* [Prompt]
Once the pictures are set aside, transcribe the remaining data exactly.

* [Records for the exercise]
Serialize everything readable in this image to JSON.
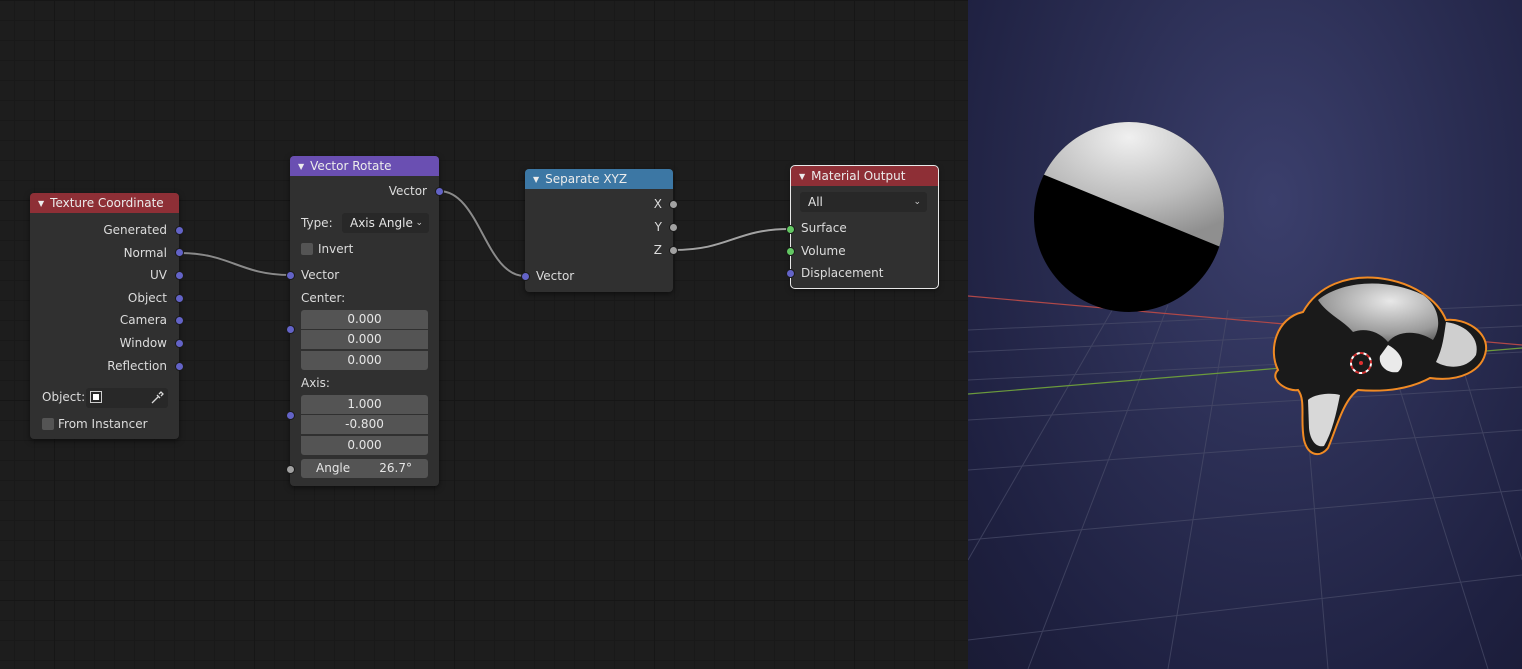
{
  "nodes": {
    "texture_coordinate": {
      "title": "Texture Coordinate",
      "outputs": [
        "Generated",
        "Normal",
        "UV",
        "Object",
        "Camera",
        "Window",
        "Reflection"
      ],
      "object_label": "Object:",
      "from_instancer": "From Instancer"
    },
    "vector_rotate": {
      "title": "Vector Rotate",
      "output": "Vector",
      "type_label": "Type:",
      "type_value": "Axis Angle",
      "invert": "Invert",
      "input_vector": "Vector",
      "center_label": "Center:",
      "center": [
        "0.000",
        "0.000",
        "0.000"
      ],
      "axis_label": "Axis:",
      "axis": [
        "1.000",
        "-0.800",
        "0.000"
      ],
      "angle_label": "Angle",
      "angle_value": "26.7°"
    },
    "separate_xyz": {
      "title": "Separate XYZ",
      "outputs": [
        "X",
        "Y",
        "Z"
      ],
      "input": "Vector"
    },
    "material_output": {
      "title": "Material Output",
      "target": "All",
      "inputs": [
        "Surface",
        "Volume",
        "Displacement"
      ]
    }
  },
  "colors": {
    "header_red": "#8e2f36",
    "header_purple": "#6a4fb2",
    "header_blue": "#3c77a4",
    "socket_vector": "#6363c7",
    "socket_float": "#a1a1a1",
    "socket_shader": "#63c763",
    "selection_outline": "#f08a24"
  },
  "icons": {
    "collapse": "triangle-down-icon",
    "dropdown": "chevron-down-icon",
    "object_picker": "object-icon",
    "eyedropper": "eyedropper-icon",
    "origin": "object-origin-icon"
  }
}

* [Answer for the task]
Serialize everything readable in this image to JSON.
{
  "nodes": {
    "texture_coordinate": {
      "title": "Texture Coordinate",
      "outputs": [
        "Generated",
        "Normal",
        "UV",
        "Object",
        "Camera",
        "Window",
        "Reflection"
      ],
      "object_label": "Object:",
      "from_instancer": "From Instancer"
    },
    "vector_rotate": {
      "title": "Vector Rotate",
      "output": "Vector",
      "type_label": "Type:",
      "type_value": "Axis Angle",
      "invert": "Invert",
      "input_vector": "Vector",
      "center_label": "Center:",
      "center": [
        "0.000",
        "0.000",
        "0.000"
      ],
      "axis_label": "Axis:",
      "axis": [
        "1.000",
        "-0.800",
        "0.000"
      ],
      "angle_label": "Angle",
      "angle_value": "26.7°"
    },
    "separate_xyz": {
      "title": "Separate XYZ",
      "outputs": [
        "X",
        "Y",
        "Z"
      ],
      "input": "Vector"
    },
    "material_output": {
      "title": "Material Output",
      "target": "All",
      "inputs": [
        "Surface",
        "Volume",
        "Displacement"
      ]
    }
  },
  "colors": {
    "header_red": "#8e2f36",
    "header_purple": "#6a4fb2",
    "header_blue": "#3c77a4",
    "socket_vector": "#6363c7",
    "socket_float": "#a1a1a1",
    "socket_shader": "#63c763",
    "selection_outline": "#f08a24"
  },
  "icons": {
    "collapse": "triangle-down-icon",
    "dropdown": "chevron-down-icon",
    "object_picker": "object-icon",
    "eyedropper": "eyedropper-icon",
    "origin": "object-origin-icon"
  }
}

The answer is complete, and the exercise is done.